WHAT YOU WILL DO: A verbatim copy of the records is required, with all pictures left out.

EXTRACTED MATERIAL:

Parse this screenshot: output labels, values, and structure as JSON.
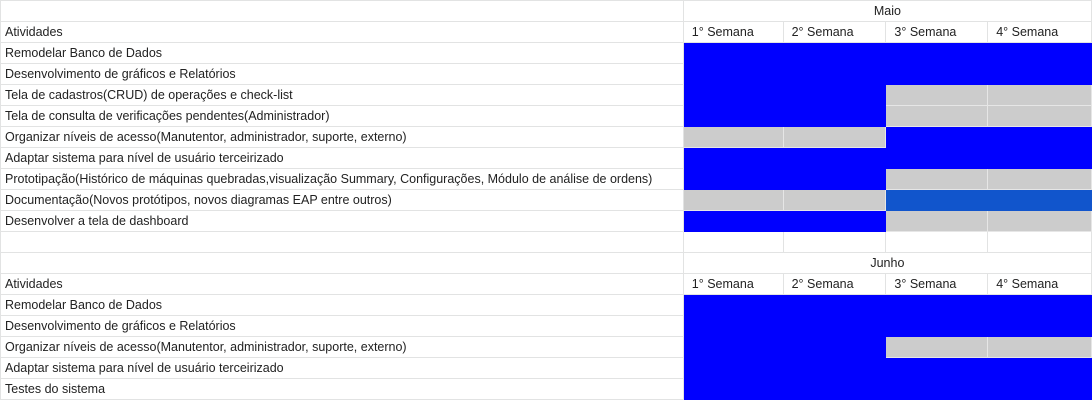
{
  "colors": {
    "blue": "#0000ff",
    "gray": "#cccccc",
    "light_blue": "#1155cc",
    "white": "#ffffff"
  },
  "sections": [
    {
      "month": "Maio",
      "header_label": "Atividades",
      "weeks": [
        "1° Semana",
        "2° Semana",
        "3° Semana",
        "4° Semana"
      ],
      "rows": [
        {
          "label": "Remodelar Banco de Dados",
          "cells": [
            "blue",
            "blue",
            "blue",
            "blue"
          ]
        },
        {
          "label": "Desenvolvimento de gráficos e Relatórios",
          "cells": [
            "blue",
            "blue",
            "blue",
            "blue"
          ]
        },
        {
          "label": "Tela de cadastros(CRUD) de operações e check-list",
          "cells": [
            "blue",
            "blue",
            "gray",
            "gray"
          ]
        },
        {
          "label": "Tela de consulta de verificações pendentes(Administrador)",
          "cells": [
            "blue",
            "blue",
            "gray",
            "gray"
          ]
        },
        {
          "label": "Organizar níveis de acesso(Manutentor, administrador, suporte, externo)",
          "cells": [
            "gray",
            "gray",
            "blue",
            "blue"
          ]
        },
        {
          "label": "Adaptar sistema para nível de usuário terceirizado",
          "cells": [
            "blue",
            "blue",
            "blue",
            "blue"
          ]
        },
        {
          "label": "Prototipação(Histórico de máquinas quebradas,visualização Summary, Configurações, Módulo de análise de ordens)",
          "cells": [
            "blue",
            "blue",
            "gray",
            "gray"
          ]
        },
        {
          "label": "Documentação(Novos protótipos, novos diagramas EAP entre outros)",
          "cells": [
            "gray",
            "gray",
            "light_blue",
            "light_blue"
          ]
        },
        {
          "label": "Desenvolver a tela de dashboard",
          "cells": [
            "blue",
            "blue",
            "gray",
            "gray"
          ]
        }
      ]
    },
    {
      "month": "Junho",
      "header_label": "Atividades",
      "weeks": [
        "1° Semana",
        "2° Semana",
        "3° Semana",
        "4° Semana"
      ],
      "rows": [
        {
          "label": "Remodelar Banco de Dados",
          "cells": [
            "blue",
            "blue",
            "blue",
            "blue"
          ]
        },
        {
          "label": "Desenvolvimento de gráficos e Relatórios",
          "cells": [
            "blue",
            "blue",
            "blue",
            "blue"
          ]
        },
        {
          "label": "Organizar níveis de acesso(Manutentor, administrador, suporte, externo)",
          "cells": [
            "blue",
            "blue",
            "gray",
            "gray"
          ]
        },
        {
          "label": "Adaptar sistema para nível de usuário terceirizado",
          "cells": [
            "blue",
            "blue",
            "blue",
            "blue"
          ]
        },
        {
          "label": "Testes do sistema",
          "cells": [
            "blue",
            "blue",
            "blue",
            "blue"
          ]
        }
      ]
    }
  ]
}
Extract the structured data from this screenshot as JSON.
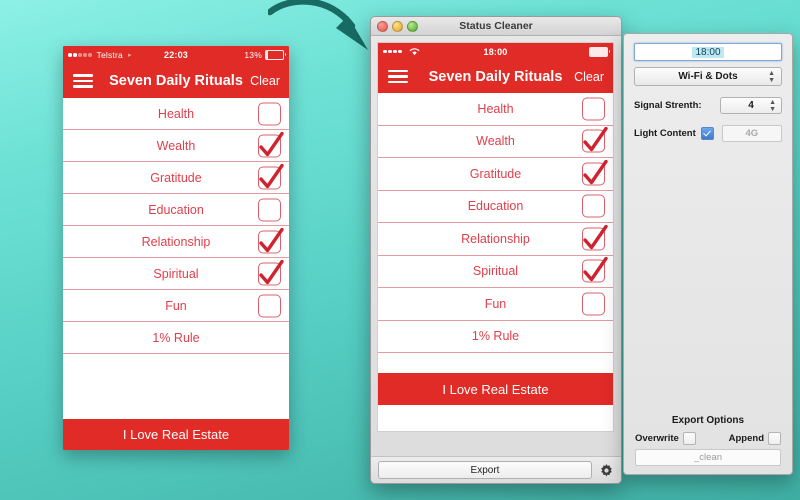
{
  "phone": {
    "statusbar": {
      "carrier": "Telstra",
      "time": "22:03",
      "battery_pct": "13%",
      "battery_level": 13,
      "signal_dots_filled": 2,
      "signal_dots_total": 5,
      "caret": "▸"
    },
    "navbar": {
      "title": "Seven Daily Rituals",
      "clear_label": "Clear",
      "menu_icon": "hamburger-icon"
    },
    "rows": [
      {
        "label": "Health",
        "checkbox": true,
        "checked": false
      },
      {
        "label": "Wealth",
        "checkbox": true,
        "checked": true
      },
      {
        "label": "Gratitude",
        "checkbox": true,
        "checked": true
      },
      {
        "label": "Education",
        "checkbox": true,
        "checked": false
      },
      {
        "label": "Relationship",
        "checkbox": true,
        "checked": true
      },
      {
        "label": "Spiritual",
        "checkbox": true,
        "checked": true
      },
      {
        "label": "Fun",
        "checkbox": true,
        "checked": false
      },
      {
        "label": "1% Rule",
        "checkbox": false,
        "checked": false
      }
    ],
    "footer_label": "I Love Real Estate"
  },
  "mac_window": {
    "title": "Status Cleaner",
    "traffic_lights": [
      "close-button",
      "minimize-button",
      "zoom-button"
    ],
    "export_button_label": "Export",
    "gear_icon": "gear-icon",
    "preview": {
      "statusbar": {
        "time": "18:00",
        "signal_dots_filled": 4,
        "signal_dots_total": 4,
        "wifi_icon": "wifi-icon",
        "battery_full": true
      },
      "navbar": {
        "title": "Seven Daily Rituals",
        "clear_label": "Clear",
        "menu_icon": "hamburger-icon"
      },
      "rows": [
        {
          "label": "Health",
          "checkbox": true,
          "checked": false
        },
        {
          "label": "Wealth",
          "checkbox": true,
          "checked": true
        },
        {
          "label": "Gratitude",
          "checkbox": true,
          "checked": true
        },
        {
          "label": "Education",
          "checkbox": true,
          "checked": false
        },
        {
          "label": "Relationship",
          "checkbox": true,
          "checked": true
        },
        {
          "label": "Spiritual",
          "checkbox": true,
          "checked": true
        },
        {
          "label": "Fun",
          "checkbox": true,
          "checked": false
        },
        {
          "label": "1% Rule",
          "checkbox": false,
          "checked": false
        }
      ],
      "footer_label": "I Love Real Estate"
    }
  },
  "settings_panel": {
    "time_field_value": "18:00",
    "style_popup_value": "Wi-Fi & Dots",
    "signal_strength_label": "Signal Strenth:",
    "signal_strength_value": "4",
    "light_content_label": "Light Content",
    "light_content_checked": true,
    "carrier_field_value": "4G",
    "export_options_title": "Export Options",
    "overwrite_label": "Overwrite",
    "overwrite_checked": false,
    "append_label": "Append",
    "append_checked": false,
    "suffix_field_value": "_clean"
  },
  "colors": {
    "brand_red": "#E02B27",
    "row_text_red": "#E0404B",
    "row_divider": "#E79AA0",
    "bg_top": "#8DF0E6",
    "bg_bottom": "#3FAFA4",
    "arrow": "#186B64",
    "accent_blue": "#3C78CC"
  },
  "arrow": {
    "icon": "curved-arrow-icon",
    "direction": "left-to-right"
  }
}
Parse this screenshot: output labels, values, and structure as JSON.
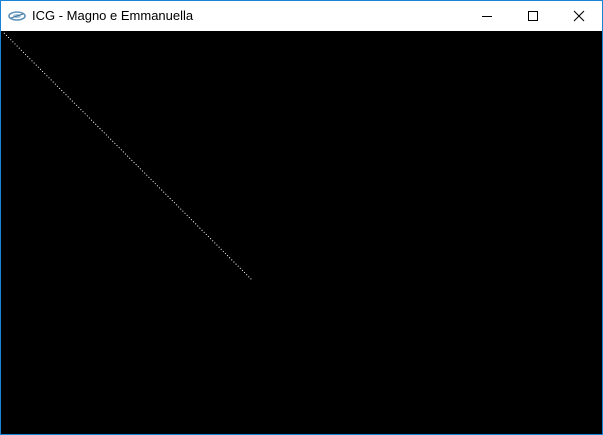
{
  "window": {
    "title": "ICG - Magno e Emmanuella",
    "icon": "opengl-app-icon",
    "controls": [
      "minimize-icon",
      "maximize-icon",
      "close-icon"
    ]
  },
  "canvas": {
    "background": "#000000",
    "line_color": "#ffffff",
    "line_style": "dotted"
  }
}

RESPONSE:
Parse this screenshot: output labels, values, and structure as JSON.
{
  "colors": {
    "blue": "#0000ff",
    "gray": "#cccccc",
    "light_blue": "#1155cc",
    "white": "#ffffff"
  },
  "sections": [
    {
      "month": "Maio",
      "header_label": "Atividades",
      "weeks": [
        "1° Semana",
        "2° Semana",
        "3° Semana",
        "4° Semana"
      ],
      "rows": [
        {
          "label": "Remodelar Banco de Dados",
          "cells": [
            "blue",
            "blue",
            "blue",
            "blue"
          ]
        },
        {
          "label": "Desenvolvimento de gráficos e Relatórios",
          "cells": [
            "blue",
            "blue",
            "blue",
            "blue"
          ]
        },
        {
          "label": "Tela de cadastros(CRUD) de operações e check-list",
          "cells": [
            "blue",
            "blue",
            "gray",
            "gray"
          ]
        },
        {
          "label": "Tela de consulta de verificações pendentes(Administrador)",
          "cells": [
            "blue",
            "blue",
            "gray",
            "gray"
          ]
        },
        {
          "label": "Organizar níveis de acesso(Manutentor, administrador, suporte, externo)",
          "cells": [
            "gray",
            "gray",
            "blue",
            "blue"
          ]
        },
        {
          "label": "Adaptar sistema para nível de usuário terceirizado",
          "cells": [
            "blue",
            "blue",
            "blue",
            "blue"
          ]
        },
        {
          "label": "Prototipação(Histórico de máquinas quebradas,visualização Summary, Configurações, Módulo de análise de ordens)",
          "cells": [
            "blue",
            "blue",
            "gray",
            "gray"
          ]
        },
        {
          "label": "Documentação(Novos protótipos, novos diagramas EAP entre outros)",
          "cells": [
            "gray",
            "gray",
            "light_blue",
            "light_blue"
          ]
        },
        {
          "label": "Desenvolver a tela de dashboard",
          "cells": [
            "blue",
            "blue",
            "gray",
            "gray"
          ]
        }
      ]
    },
    {
      "month": "Junho",
      "header_label": "Atividades",
      "weeks": [
        "1° Semana",
        "2° Semana",
        "3° Semana",
        "4° Semana"
      ],
      "rows": [
        {
          "label": "Remodelar Banco de Dados",
          "cells": [
            "blue",
            "blue",
            "blue",
            "blue"
          ]
        },
        {
          "label": "Desenvolvimento de gráficos e Relatórios",
          "cells": [
            "blue",
            "blue",
            "blue",
            "blue"
          ]
        },
        {
          "label": "Organizar níveis de acesso(Manutentor, administrador, suporte, externo)",
          "cells": [
            "blue",
            "blue",
            "gray",
            "gray"
          ]
        },
        {
          "label": "Adaptar sistema para nível de usuário terceirizado",
          "cells": [
            "blue",
            "blue",
            "blue",
            "blue"
          ]
        },
        {
          "label": "Testes do sistema",
          "cells": [
            "blue",
            "blue",
            "blue",
            "blue"
          ]
        }
      ]
    }
  ]
}
Extract the structured data from this screenshot as JSON.
{
  "phone": {
    "statusbar": {
      "carrier": "Telstra",
      "time": "22:03",
      "battery_pct": "13%",
      "battery_level": 13,
      "signal_dots_filled": 2,
      "signal_dots_total": 5,
      "caret": "▸"
    },
    "navbar": {
      "title": "Seven Daily Rituals",
      "clear_label": "Clear",
      "menu_icon": "hamburger-icon"
    },
    "rows": [
      {
        "label": "Health",
        "checkbox": true,
        "checked": false
      },
      {
        "label": "Wealth",
        "checkbox": true,
        "checked": true
      },
      {
        "label": "Gratitude",
        "checkbox": true,
        "checked": true
      },
      {
        "label": "Education",
        "checkbox": true,
        "checked": false
      },
      {
        "label": "Relationship",
        "checkbox": true,
        "checked": true
      },
      {
        "label": "Spiritual",
        "checkbox": true,
        "checked": true
      },
      {
        "label": "Fun",
        "checkbox": true,
        "checked": false
      },
      {
        "label": "1% Rule",
        "checkbox": false,
        "checked": false
      }
    ],
    "footer_label": "I Love Real Estate"
  },
  "mac_window": {
    "title": "Status Cleaner",
    "traffic_lights": [
      "close-button",
      "minimize-button",
      "zoom-button"
    ],
    "export_button_label": "Export",
    "gear_icon": "gear-icon",
    "preview": {
      "statusbar": {
        "time": "18:00",
        "signal_dots_filled": 4,
        "signal_dots_total": 4,
        "wifi_icon": "wifi-icon",
        "battery_full": true
      },
      "navbar": {
        "title": "Seven Daily Rituals",
        "clear_label": "Clear",
        "menu_icon": "hamburger-icon"
      },
      "rows": [
        {
          "label": "Health",
          "checkbox": true,
          "checked": false
        },
        {
          "label": "Wealth",
          "checkbox": true,
          "checked": true
        },
        {
          "label": "Gratitude",
          "checkbox": true,
          "checked": true
        },
        {
          "label": "Education",
          "checkbox": true,
          "checked": false
        },
        {
          "label": "Relationship",
          "checkbox": true,
          "checked": true
        },
        {
          "label": "Spiritual",
          "checkbox": true,
          "checked": true
        },
        {
          "label": "Fun",
          "checkbox": true,
          "checked": false
        },
        {
          "label": "1% Rule",
          "checkbox": false,
          "checked": false
        }
      ],
      "footer_label": "I Love Real Estate"
    }
  },
  "settings_panel": {
    "time_field_value": "18:00",
    "style_popup_value": "Wi-Fi & Dots",
    "signal_strength_label": "Signal Strenth:",
    "signal_strength_value": "4",
    "light_content_label": "Light Content",
    "light_content_checked": true,
    "carrier_field_value": "4G",
    "export_options_title": "Export Options",
    "overwrite_label": "Overwrite",
    "overwrite_checked": false,
    "append_label": "Append",
    "append_checked": false,
    "suffix_field_value": "_clean"
  },
  "colors": {
    "brand_red": "#E02B27",
    "row_text_red": "#E0404B",
    "row_divider": "#E79AA0",
    "bg_top": "#8DF0E6",
    "bg_bottom": "#3FAFA4",
    "arrow": "#186B64",
    "accent_blue": "#3C78CC"
  },
  "arrow": {
    "icon": "curved-arrow-icon",
    "direction": "left-to-right"
  }
}
Parse this screenshot: output labels, values, and structure as JSON.
{
  "window": {
    "title": "ICG - Magno e Emmanuella",
    "icon": "opengl-app-icon",
    "controls": [
      "minimize-icon",
      "maximize-icon",
      "close-icon"
    ]
  },
  "canvas": {
    "background": "#000000",
    "line_color": "#ffffff",
    "line_style": "dotted"
  }
}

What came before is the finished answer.